- Stated task -
Go through the data below and gather each line containing "технических".
__________________________________________________
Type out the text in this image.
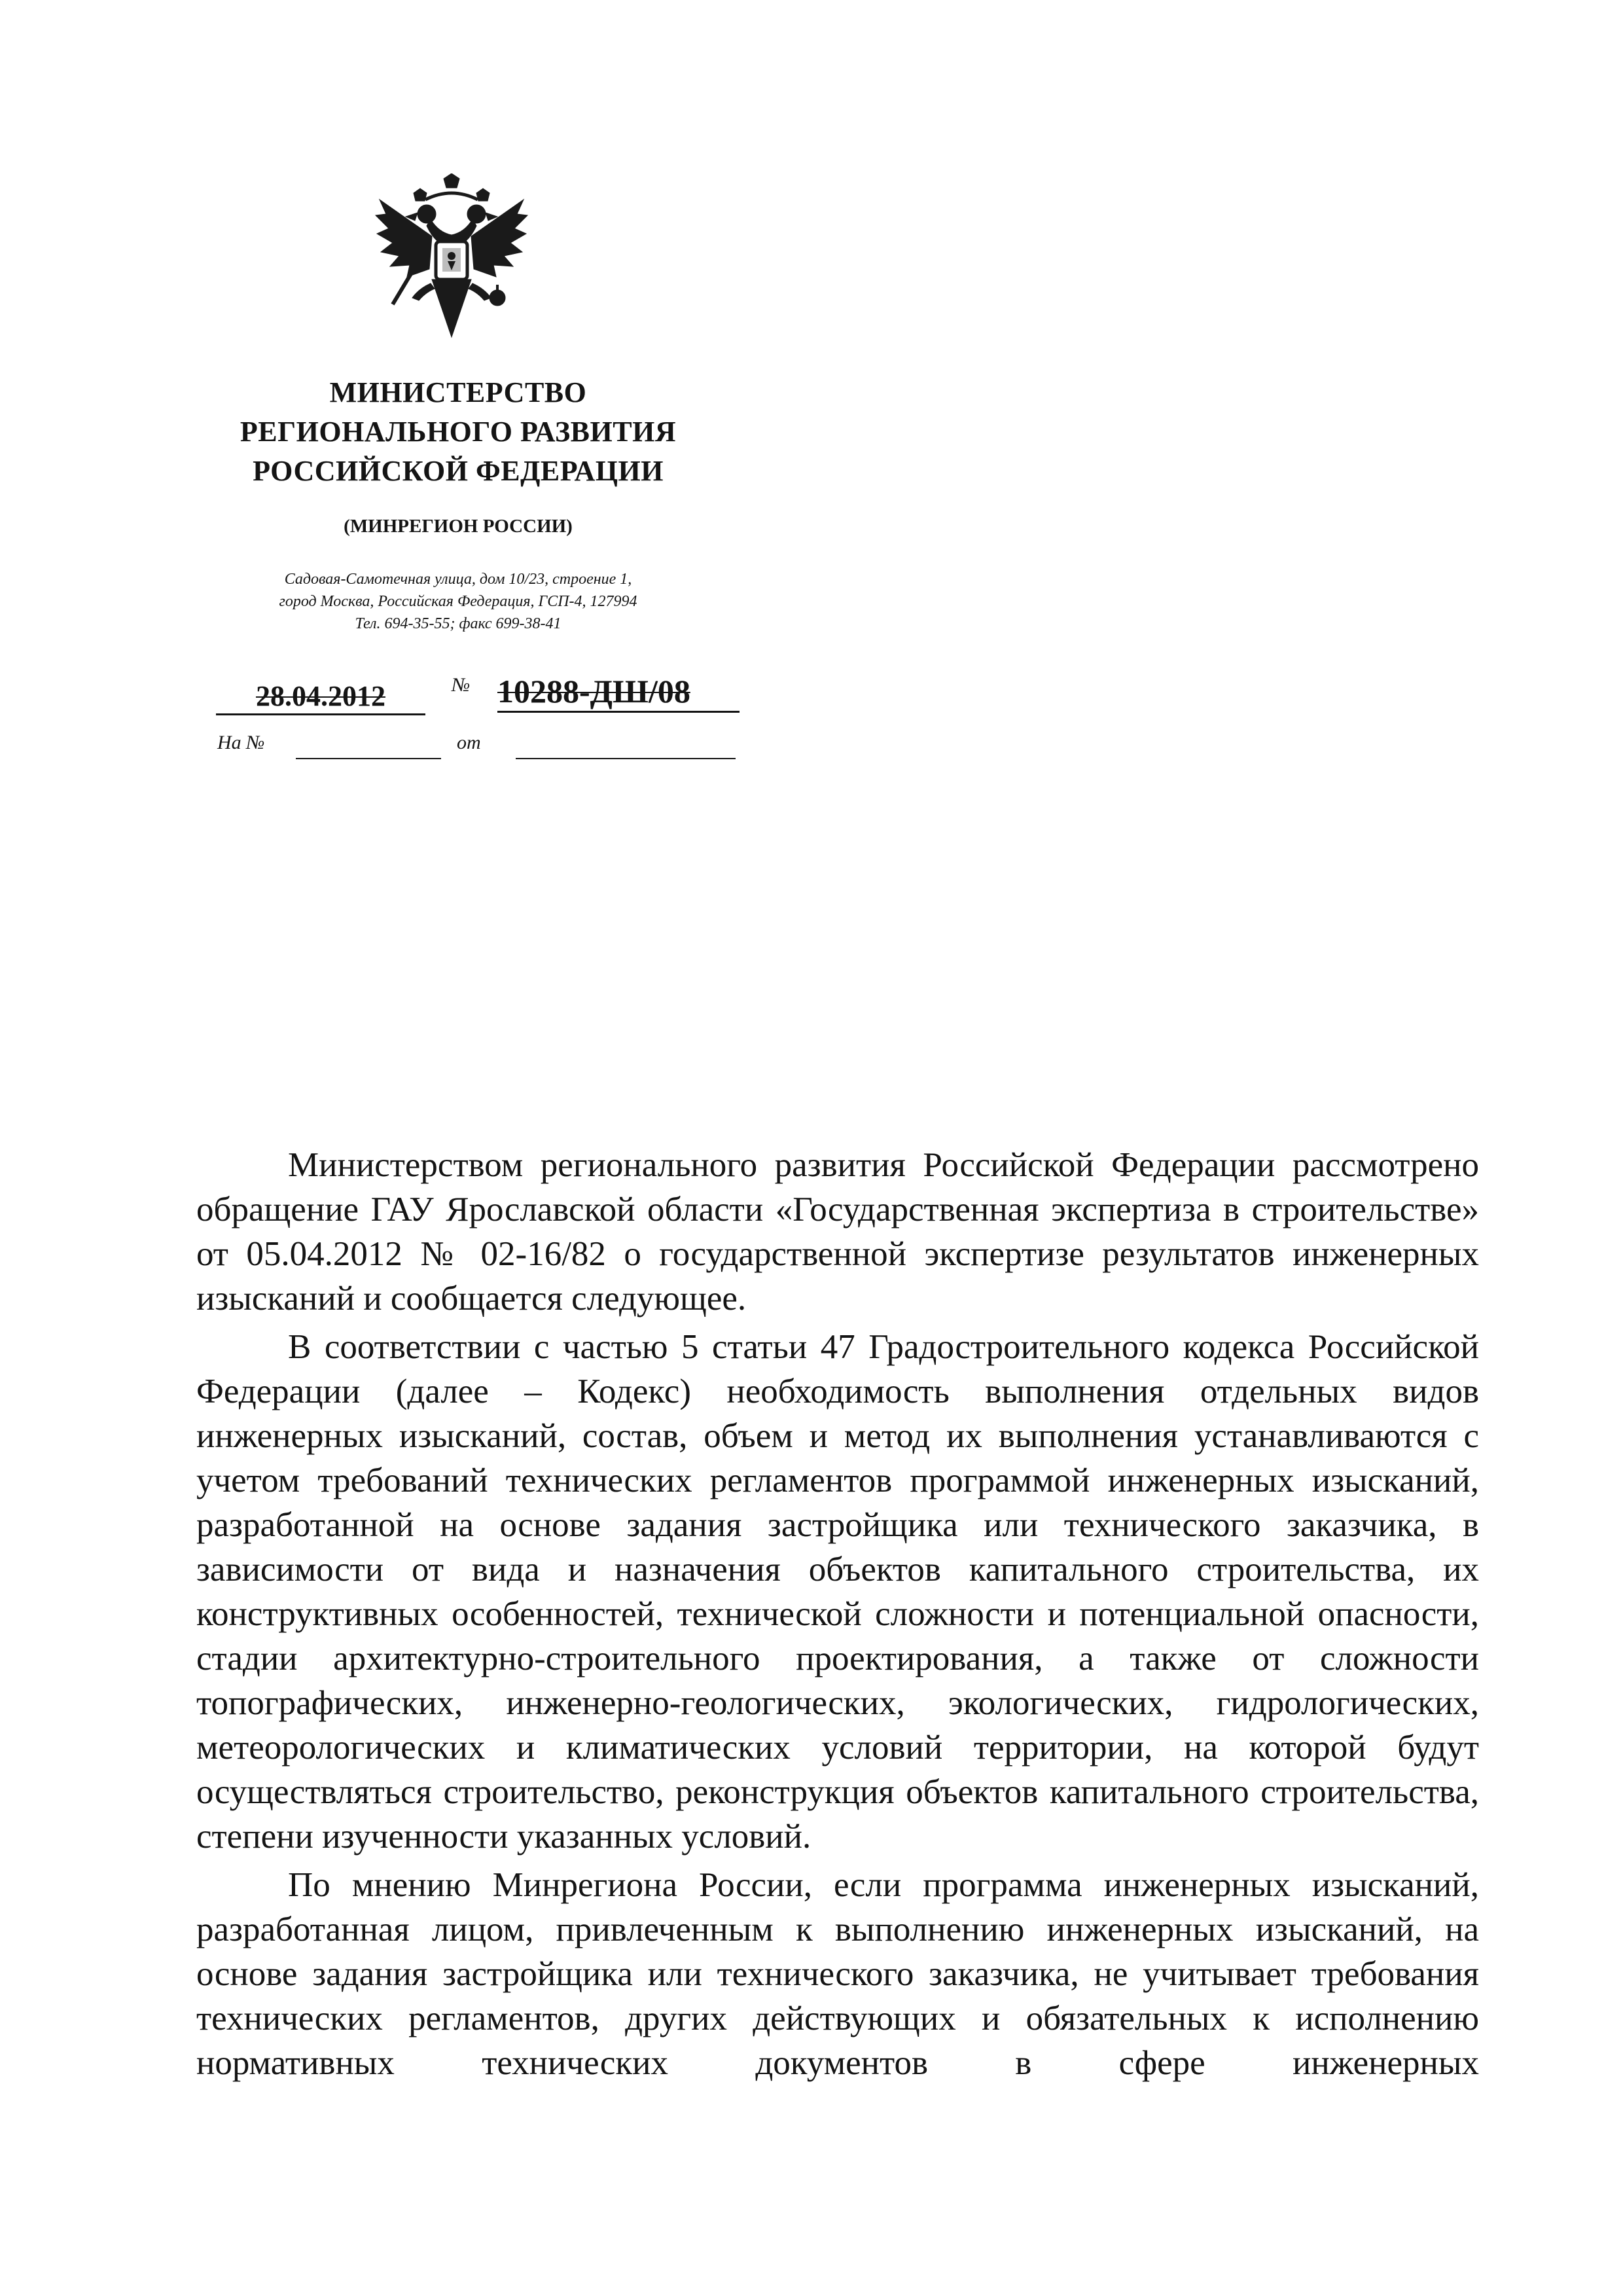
МИНИСТЕРСТВО
РЕГИОНАЛЬНОГО РАЗВИТИЯ
РОССИЙСКОЙ ФЕДЕРАЦИИ
(МИНРЕГИОН РОССИИ)
Садовая-Самотечная улица, дом 10/23, строение 1,
город Москва, Российская Федерация, ГСП-4, 127994
Тел. 694-35-55; факс 699-38-41
28.04.2012	№ 10288-ДШ/08
На №	от

Министерством регионального развития Российской Федерации рассмотрено обращение ГАУ Ярославской области «Государственная экспертиза в строительстве» от 05.04.2012 № 02-16/82 о государственной экспертизе результатов инженерных изысканий и сообщается следующее.

В соответствии с частью 5 статьи 47 Градостроительного кодекса Российской Федерации (далее – Кодекс) необходимость выполнения отдельных видов инженерных изысканий, состав, объем и метод их выполнения устанавливаются с учетом требований технических регламентов программой инженерных изысканий, разработанной на основе задания застройщика или технического заказчика, в зависимости от вида и назначения объектов капитального строительства, их конструктивных особенностей, технической сложности и потенциальной опасности, стадии архитектурно-строительного проектирования, а также от сложности топографических, инженерно-геологических, экологических, гидрологических, метеорологических и климатических условий территории, на которой будут осуществляться строительство, реконструкция объектов капитального строительства, степени изученности указанных условий.

По мнению Минрегиона России, если программа инженерных изысканий, разработанная лицом, привлеченным к выполнению инженерных изысканий, на основе задания застройщика или технического заказчика, не учитывает требования технических регламентов, других действующих и обязательных к исполнению нормативных технических документов в сфере инженерных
__________________________________________________
- Completed task -
В соответствии с частью 5 статьи 47 Градостроительного кодекса Российской Федерации (далее – Кодекс) необходимость выполнения отдельных видов инженерных изысканий, состав, объем и метод их выполнения устанавливаются с учетом требований технических регламентов программой инженерных изысканий, разработанной на основе задания застройщика или технического заказчика, в зависимости от вида и назначения объектов капитального строительства, их конструктивных особенностей, технической сложности и потенциальной опасности, стадии архитектурно-строительного проектирования, а также от сложности топографических, инженерно-геологических, экологических, гидрологических, метеорологических и климатических условий территории, на которой будут осуществляться строительство, реконструкция объектов капитального строительства, степени изученности указанных условий.
По мнению Минрегиона России, если программа инженерных изысканий, разработанная лицом, привлеченным к выполнению инженерных изысканий, на основе задания застройщика или технического заказчика, не учитывает требования технических регламентов, других действующих и обязательных к исполнению нормативных технических документов в сфере инженерных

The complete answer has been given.